*Prompt*. Go through the records and give each one again exactly.
◇ ◇ ◇ ◇
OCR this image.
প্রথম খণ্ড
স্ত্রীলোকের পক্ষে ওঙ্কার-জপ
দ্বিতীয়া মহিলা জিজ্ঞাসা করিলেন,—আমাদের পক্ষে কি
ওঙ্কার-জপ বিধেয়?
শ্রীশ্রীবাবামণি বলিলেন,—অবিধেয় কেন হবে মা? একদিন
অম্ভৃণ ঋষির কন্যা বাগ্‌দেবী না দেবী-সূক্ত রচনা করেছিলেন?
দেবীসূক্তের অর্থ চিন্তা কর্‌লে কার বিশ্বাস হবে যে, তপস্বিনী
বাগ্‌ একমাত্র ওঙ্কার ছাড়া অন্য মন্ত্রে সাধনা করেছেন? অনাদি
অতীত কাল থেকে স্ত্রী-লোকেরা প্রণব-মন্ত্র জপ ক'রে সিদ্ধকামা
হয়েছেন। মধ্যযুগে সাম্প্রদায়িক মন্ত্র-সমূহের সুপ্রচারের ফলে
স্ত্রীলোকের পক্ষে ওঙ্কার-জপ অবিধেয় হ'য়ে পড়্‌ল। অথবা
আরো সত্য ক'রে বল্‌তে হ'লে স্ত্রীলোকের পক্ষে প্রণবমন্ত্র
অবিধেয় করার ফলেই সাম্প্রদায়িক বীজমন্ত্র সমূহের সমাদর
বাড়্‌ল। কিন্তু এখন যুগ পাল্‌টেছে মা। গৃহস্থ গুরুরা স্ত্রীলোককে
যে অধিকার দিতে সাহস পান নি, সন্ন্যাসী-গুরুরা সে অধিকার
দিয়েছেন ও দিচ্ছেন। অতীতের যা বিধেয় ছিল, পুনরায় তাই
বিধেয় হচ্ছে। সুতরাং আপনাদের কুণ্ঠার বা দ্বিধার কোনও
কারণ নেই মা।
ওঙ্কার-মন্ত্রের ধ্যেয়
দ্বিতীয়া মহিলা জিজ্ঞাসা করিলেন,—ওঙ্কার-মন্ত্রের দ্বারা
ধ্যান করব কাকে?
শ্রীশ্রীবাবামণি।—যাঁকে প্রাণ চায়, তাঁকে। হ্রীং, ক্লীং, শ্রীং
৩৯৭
◇ ◇ ◇ ◇
*Task solution*.
OCR this image.
প্রথম খণ্ড
স্ত্রীলোকের পক্ষে ওঙ্কার-জপ
দ্বিতীয়া মহিলা জিজ্ঞাসা করিলেন,—আমাদের পক্ষে কি
ওঙ্কার-জপ বিধেয়?
শ্রীশ্রীবাবামণি বলিলেন,—অবিধেয় কেন হবে মা? একদিন
অম্ভৃণ ঋষির কন্যা বাগ্‌দেবী না দেবী-সূক্ত রচনা করেছিলেন?
দেবীসূক্তের অর্থ চিন্তা কর্‌লে কার বিশ্বাস হবে যে, তপস্বিনী
বাগ্‌ একমাত্র ওঙ্কার ছাড়া অন্য মন্ত্রে সাধনা করেছেন? অনাদি
অতীত কাল থেকে স্ত্রী-লোকেরা প্রণব-মন্ত্র জপ ক'রে সিদ্ধকামা
হয়েছেন। মধ্যযুগে সাম্প্রদায়িক মন্ত্র-সমূহের সুপ্রচারের ফলে
স্ত্রীলোকের পক্ষে ওঙ্কার-জপ অবিধেয় হ'য়ে পড়্‌ল। অথবা
আরো সত্য ক'রে বল্‌তে হ'লে স্ত্রীলোকের পক্ষে প্রণবমন্ত্র
অবিধেয় করার ফলেই সাম্প্রদায়িক বীজমন্ত্র সমূহের সমাদর
বাড়্‌ল। কিন্তু এখন যুগ পাল্‌টেছে মা। গৃহস্থ গুরুরা স্ত্রীলোককে
যে অধিকার দিতে সাহস পান নি, সন্ন্যাসী-গুরুরা সে অধিকার
দিয়েছেন ও দিচ্ছেন। অতীতের যা বিধেয় ছিল, পুনরায় তাই
বিধেয় হচ্ছে। সুতরাং আপনাদের কুণ্ঠার বা দ্বিধার কোনও
কারণ নেই মা।
ওঙ্কার-মন্ত্রের ধ্যেয়
দ্বিতীয়া মহিলা জিজ্ঞাসা করিলেন,—ওঙ্কার-মন্ত্রের দ্বারা
ধ্যান করব কাকে?
শ্রীশ্রীবাবামণি।—যাঁকে প্রাণ চায়, তাঁকে। হ্রীং, ক্লীং, শ্রীং
৩৯৭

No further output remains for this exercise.